→ **What the exercise asks**
Copy the records below exactly as they appear.
───── Extracted records
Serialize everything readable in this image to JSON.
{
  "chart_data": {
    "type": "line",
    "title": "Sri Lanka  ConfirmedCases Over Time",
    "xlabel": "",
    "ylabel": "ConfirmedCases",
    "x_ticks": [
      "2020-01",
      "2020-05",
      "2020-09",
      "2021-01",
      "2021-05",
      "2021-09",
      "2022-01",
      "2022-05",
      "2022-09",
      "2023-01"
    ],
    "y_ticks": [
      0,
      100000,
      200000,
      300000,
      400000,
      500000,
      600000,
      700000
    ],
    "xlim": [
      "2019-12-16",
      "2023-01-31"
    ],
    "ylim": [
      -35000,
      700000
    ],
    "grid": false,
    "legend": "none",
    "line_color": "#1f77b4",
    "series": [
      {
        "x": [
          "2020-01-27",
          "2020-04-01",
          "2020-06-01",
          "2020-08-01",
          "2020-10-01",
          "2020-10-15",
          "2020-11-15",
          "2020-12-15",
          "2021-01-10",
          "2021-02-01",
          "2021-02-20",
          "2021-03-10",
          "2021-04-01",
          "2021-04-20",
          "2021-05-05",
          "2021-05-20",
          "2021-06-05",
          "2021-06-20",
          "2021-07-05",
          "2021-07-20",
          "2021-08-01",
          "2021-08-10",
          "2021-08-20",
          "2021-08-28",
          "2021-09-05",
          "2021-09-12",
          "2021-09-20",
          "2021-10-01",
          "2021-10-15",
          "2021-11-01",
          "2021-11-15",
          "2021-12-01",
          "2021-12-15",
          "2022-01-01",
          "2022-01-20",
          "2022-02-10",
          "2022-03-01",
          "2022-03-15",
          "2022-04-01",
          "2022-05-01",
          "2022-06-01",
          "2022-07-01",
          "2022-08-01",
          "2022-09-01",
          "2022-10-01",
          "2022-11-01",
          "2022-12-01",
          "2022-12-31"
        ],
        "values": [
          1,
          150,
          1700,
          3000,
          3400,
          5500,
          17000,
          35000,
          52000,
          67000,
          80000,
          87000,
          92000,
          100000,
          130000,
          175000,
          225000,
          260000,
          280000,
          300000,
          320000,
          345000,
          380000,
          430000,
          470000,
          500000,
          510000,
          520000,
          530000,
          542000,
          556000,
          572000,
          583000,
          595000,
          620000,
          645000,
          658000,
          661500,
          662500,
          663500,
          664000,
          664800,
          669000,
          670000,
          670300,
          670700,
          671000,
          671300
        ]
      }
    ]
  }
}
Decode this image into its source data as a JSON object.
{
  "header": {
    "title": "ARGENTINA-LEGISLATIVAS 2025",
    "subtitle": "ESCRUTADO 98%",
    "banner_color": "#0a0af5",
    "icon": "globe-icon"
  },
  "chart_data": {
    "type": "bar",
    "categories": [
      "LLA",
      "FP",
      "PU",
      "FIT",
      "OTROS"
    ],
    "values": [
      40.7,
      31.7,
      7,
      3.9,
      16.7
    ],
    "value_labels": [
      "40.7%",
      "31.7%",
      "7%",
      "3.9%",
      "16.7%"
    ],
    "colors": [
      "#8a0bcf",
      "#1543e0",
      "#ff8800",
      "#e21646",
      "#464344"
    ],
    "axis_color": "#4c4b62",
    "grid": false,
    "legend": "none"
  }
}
──────────
→ **Exercise response**
Serialize everything readable in this image to JSON.
{
  "chart_data": {
    "type": "line",
    "title": "Sri Lanka  ConfirmedCases Over Time",
    "xlabel": "",
    "ylabel": "ConfirmedCases",
    "x_ticks": [
      "2020-01",
      "2020-05",
      "2020-09",
      "2021-01",
      "2021-05",
      "2021-09",
      "2022-01",
      "2022-05",
      "2022-09",
      "2023-01"
    ],
    "y_ticks": [
      0,
      100000,
      200000,
      300000,
      400000,
      500000,
      600000,
      700000
    ],
    "xlim": [
      "2019-12-16",
      "2023-01-31"
    ],
    "ylim": [
      -35000,
      700000
    ],
    "grid": false,
    "legend": "none",
    "line_color": "#1f77b4",
    "series": [
      {
        "x": [
          "2020-01-27",
          "2020-04-01",
          "2020-06-01",
          "2020-08-01",
          "2020-10-01",
          "2020-10-15",
          "2020-11-15",
          "2020-12-15",
          "2021-01-10",
          "2021-02-01",
          "2021-02-20",
          "2021-03-10",
          "2021-04-01",
          "2021-04-20",
          "2021-05-05",
          "2021-05-20",
          "2021-06-05",
          "2021-06-20",
          "2021-07-05",
          "2021-07-20",
          "2021-08-01",
          "2021-08-10",
          "2021-08-20",
          "2021-08-28",
          "2021-09-05",
          "2021-09-12",
          "2021-09-20",
          "2021-10-01",
          "2021-10-15",
          "2021-11-01",
          "2021-11-15",
          "2021-12-01",
          "2021-12-15",
          "2022-01-01",
          "2022-01-20",
          "2022-02-10",
          "2022-03-01",
          "2022-03-15",
          "2022-04-01",
          "2022-05-01",
          "2022-06-01",
          "2022-07-01",
          "2022-08-01",
          "2022-09-01",
          "2022-10-01",
          "2022-11-01",
          "2022-12-01",
          "2022-12-31"
        ],
        "values": [
          1,
          150,
          1700,
          3000,
          3400,
          5500,
          17000,
          35000,
          52000,
          67000,
          80000,
          87000,
          92000,
          100000,
          130000,
          175000,
          225000,
          260000,
          280000,
          300000,
          320000,
          345000,
          380000,
          430000,
          470000,
          500000,
          510000,
          520000,
          530000,
          542000,
          556000,
          572000,
          583000,
          595000,
          620000,
          645000,
          658000,
          661500,
          662500,
          663500,
          664000,
          664800,
          669000,
          670000,
          670300,
          670700,
          671000,
          671300
        ]
      }
    ]
  }
}
Decode this image into its source data as a JSON object.
{
  "header": {
    "title": "ARGENTINA-LEGISLATIVAS 2025",
    "subtitle": "ESCRUTADO 98%",
    "banner_color": "#0a0af5",
    "icon": "globe-icon"
  },
  "chart_data": {
    "type": "bar",
    "categories": [
      "LLA",
      "FP",
      "PU",
      "FIT",
      "OTROS"
    ],
    "values": [
      40.7,
      31.7,
      7,
      3.9,
      16.7
    ],
    "value_labels": [
      "40.7%",
      "31.7%",
      "7%",
      "3.9%",
      "16.7%"
    ],
    "colors": [
      "#8a0bcf",
      "#1543e0",
      "#ff8800",
      "#e21646",
      "#464344"
    ],
    "axis_color": "#4c4b62",
    "grid": false,
    "legend": "none"
  }
}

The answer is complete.